--- START OF Extracted information ---

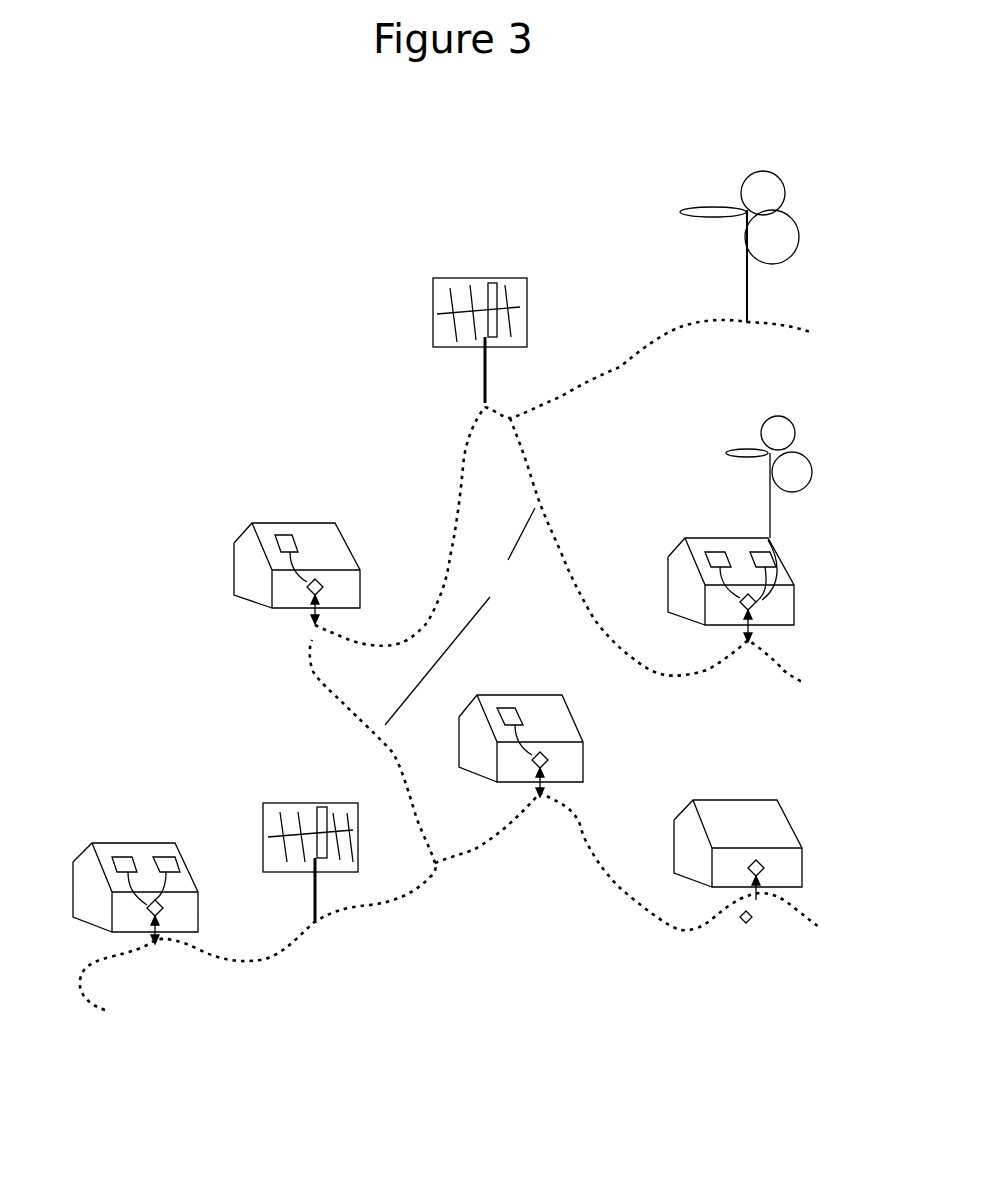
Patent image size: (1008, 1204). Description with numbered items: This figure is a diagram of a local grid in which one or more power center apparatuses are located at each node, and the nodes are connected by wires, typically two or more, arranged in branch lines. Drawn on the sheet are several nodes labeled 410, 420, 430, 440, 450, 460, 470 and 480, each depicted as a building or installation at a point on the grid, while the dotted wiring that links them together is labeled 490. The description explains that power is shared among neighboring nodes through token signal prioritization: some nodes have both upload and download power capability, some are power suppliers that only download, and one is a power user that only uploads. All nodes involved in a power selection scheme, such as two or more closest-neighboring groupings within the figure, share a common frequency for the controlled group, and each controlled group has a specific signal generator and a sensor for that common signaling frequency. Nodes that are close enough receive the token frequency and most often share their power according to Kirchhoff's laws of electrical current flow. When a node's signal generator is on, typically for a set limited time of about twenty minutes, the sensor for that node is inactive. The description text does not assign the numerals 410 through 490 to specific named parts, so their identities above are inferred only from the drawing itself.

The house with solar panels 410 is at (135, 881).
The house with solar panel 420 is at (521, 731).
The house 430 is at (738, 835).
The house with solar panels and wind turbine 440 is at (740, 529).
The house with solar panel 450 is at (297, 559).
The communication antenna 460 is at (310, 849).
The communication antenna 470 is at (480, 329).
The wind turbine 480 is at (739, 232).
The power distribution network 490 is at (447, 573).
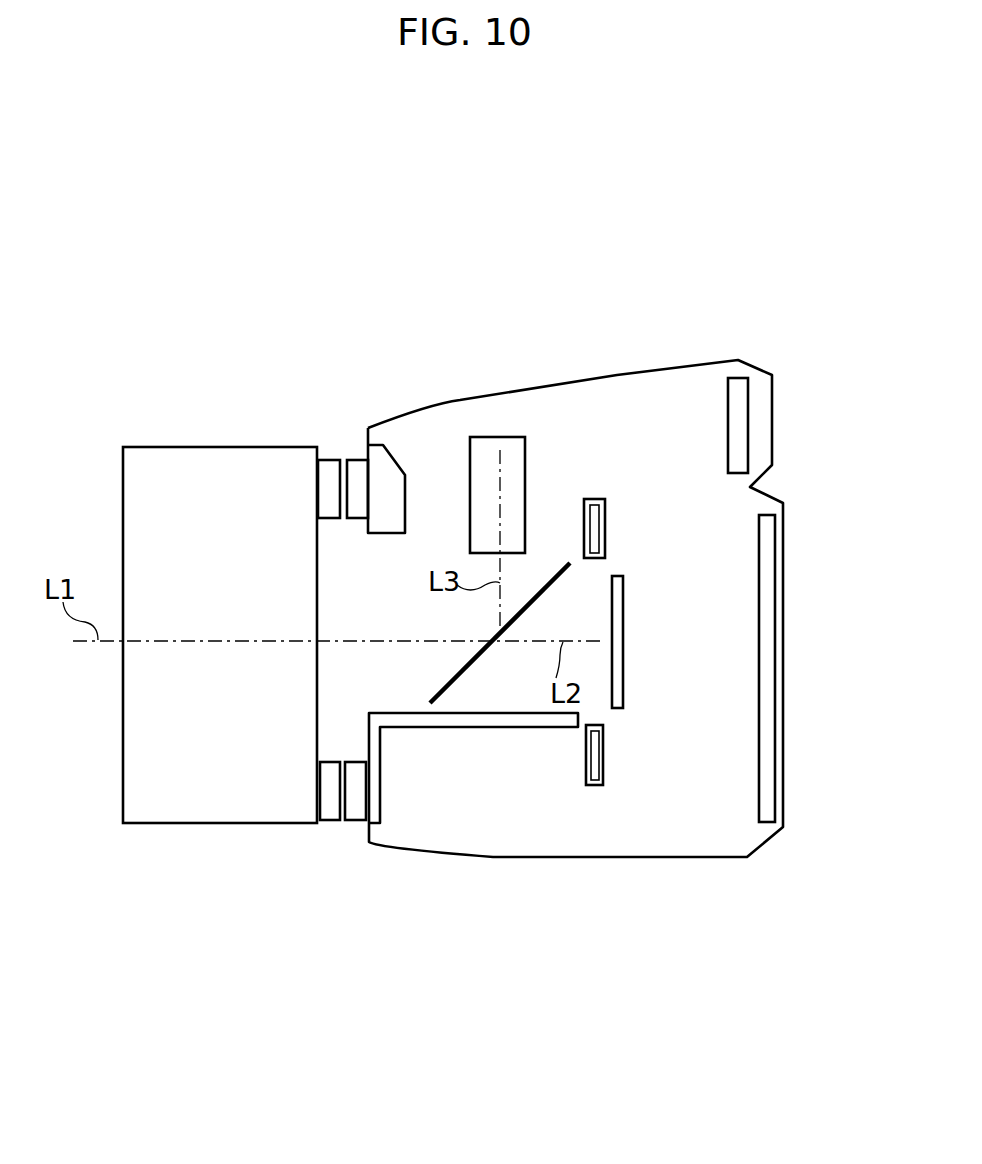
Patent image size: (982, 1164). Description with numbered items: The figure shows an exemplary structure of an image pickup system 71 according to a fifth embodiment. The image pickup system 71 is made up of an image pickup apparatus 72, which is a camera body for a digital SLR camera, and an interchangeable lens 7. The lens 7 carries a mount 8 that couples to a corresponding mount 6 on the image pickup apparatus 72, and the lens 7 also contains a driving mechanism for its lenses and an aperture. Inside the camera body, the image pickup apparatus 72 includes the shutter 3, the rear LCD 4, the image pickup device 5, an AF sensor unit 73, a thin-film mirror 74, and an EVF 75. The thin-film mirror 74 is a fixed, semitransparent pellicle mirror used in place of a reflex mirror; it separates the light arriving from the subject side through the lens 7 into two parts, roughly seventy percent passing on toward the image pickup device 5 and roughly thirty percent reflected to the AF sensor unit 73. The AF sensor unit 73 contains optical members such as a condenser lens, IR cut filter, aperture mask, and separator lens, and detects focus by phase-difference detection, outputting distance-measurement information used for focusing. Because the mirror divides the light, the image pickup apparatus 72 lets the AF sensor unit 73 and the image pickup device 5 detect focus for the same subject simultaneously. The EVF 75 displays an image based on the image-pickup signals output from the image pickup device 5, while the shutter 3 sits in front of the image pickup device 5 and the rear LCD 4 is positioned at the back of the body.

The image pickup system 71 is at (560, 135).
The image pickup apparatus 72 is at (617, 375).
The AF sensor unit 73 is at (485, 437).
The thin-film mirror 74 is at (465, 672).
The EVF 75 is at (752, 380).
The lens 7 is at (160, 447).
The mount 8 is at (325, 460).
The mount 6 is at (352, 460).
The shutter 3 is at (605, 528).
The rear LCD 4 is at (778, 604).
The image pickup device 5 is at (623, 642).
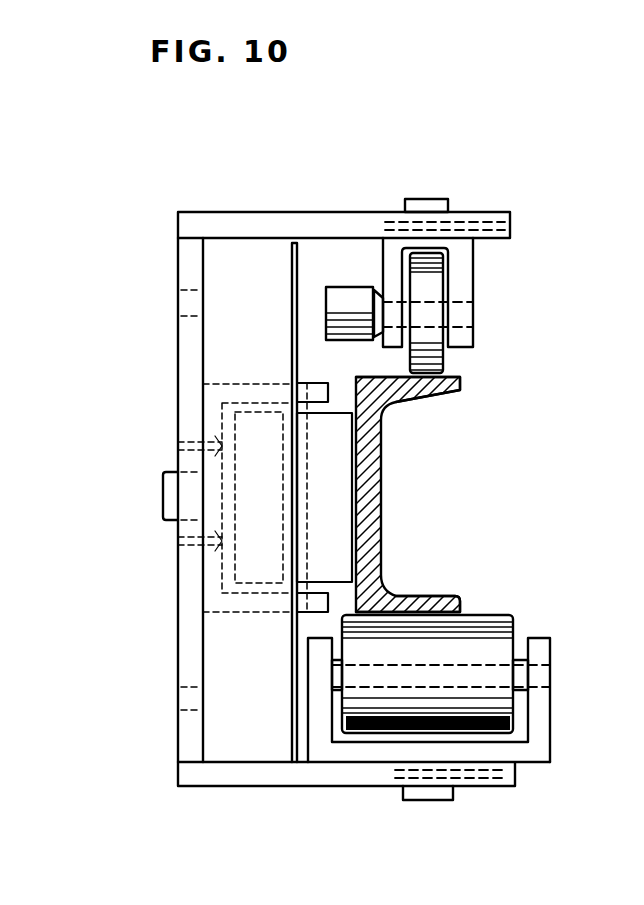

--- END OF Extracted information ---

Rewrite all the records so that every "Description with numbered items" becomes "Numbered description" and nothing else changes. Leave the pictures out.

§ **Output for this task**
Patent image size: (1008, 1204). Numbered description: This figure is a diagram of a local grid in which one or more power center apparatuses are located at each node, and the nodes are connected by wires, typically two or more, arranged in branch lines. Drawn on the sheet are several nodes labeled 410, 420, 430, 440, 450, 460, 470 and 480, each depicted as a building or installation at a point on the grid, while the dotted wiring that links them together is labeled 490. The description explains that power is shared among neighboring nodes through token signal prioritization: some nodes have both upload and download power capability, some are power suppliers that only download, and one is a power user that only uploads. All nodes involved in a power selection scheme, such as two or more closest-neighboring groupings within the figure, share a common frequency for the controlled group, and each controlled group has a specific signal generator and a sensor for that common signaling frequency. Nodes that are close enough receive the token frequency and most often share their power according to Kirchhoff's laws of electrical current flow. When a node's signal generator is on, typically for a set limited time of about twenty minutes, the sensor for that node is inactive. The description text does not assign the numerals 410 through 490 to specific named parts, so their identities above are inferred only from the drawing itself.

The house with solar panels 410 is at (135, 881).
The house with solar panel 420 is at (521, 731).
The house 430 is at (738, 835).
The house with solar panels and wind turbine 440 is at (740, 529).
The house with solar panel 450 is at (297, 559).
The communication antenna 460 is at (310, 849).
The communication antenna 470 is at (480, 329).
The wind turbine 480 is at (739, 232).
The power distribution network 490 is at (447, 573).
Patent image size: (982, 1164). Numbered description: The figure shows an exemplary structure of an image pickup system 71 according to a fifth embodiment. The image pickup system 71 is made up of an image pickup apparatus 72, which is a camera body for a digital SLR camera, and an interchangeable lens 7. The lens 7 carries a mount 8 that couples to a corresponding mount 6 on the image pickup apparatus 72, and the lens 7 also contains a driving mechanism for its lenses and an aperture. Inside the camera body, the image pickup apparatus 72 includes the shutter 3, the rear LCD 4, the image pickup device 5, an AF sensor unit 73, a thin-film mirror 74, and an EVF 75. The thin-film mirror 74 is a fixed, semitransparent pellicle mirror used in place of a reflex mirror; it separates the light arriving from the subject side through the lens 7 into two parts, roughly seventy percent passing on toward the image pickup device 5 and roughly thirty percent reflected to the AF sensor unit 73. The AF sensor unit 73 contains optical members such as a condenser lens, IR cut filter, aperture mask, and separator lens, and detects focus by phase-difference detection, outputting distance-measurement information used for focusing. Because the mirror divides the light, the image pickup apparatus 72 lets the AF sensor unit 73 and the image pickup device 5 detect focus for the same subject simultaneously. The EVF 75 displays an image based on the image-pickup signals output from the image pickup device 5, while the shutter 3 sits in front of the image pickup device 5 and the rear LCD 4 is positioned at the back of the body.

The image pickup system 71 is at (560, 135).
The image pickup apparatus 72 is at (617, 375).
The AF sensor unit 73 is at (485, 437).
The thin-film mirror 74 is at (465, 672).
The EVF 75 is at (752, 380).
The lens 7 is at (160, 447).
The mount 8 is at (325, 460).
The mount 6 is at (352, 460).
The shutter 3 is at (605, 528).
The rear LCD 4 is at (778, 604).
The image pickup device 5 is at (623, 642).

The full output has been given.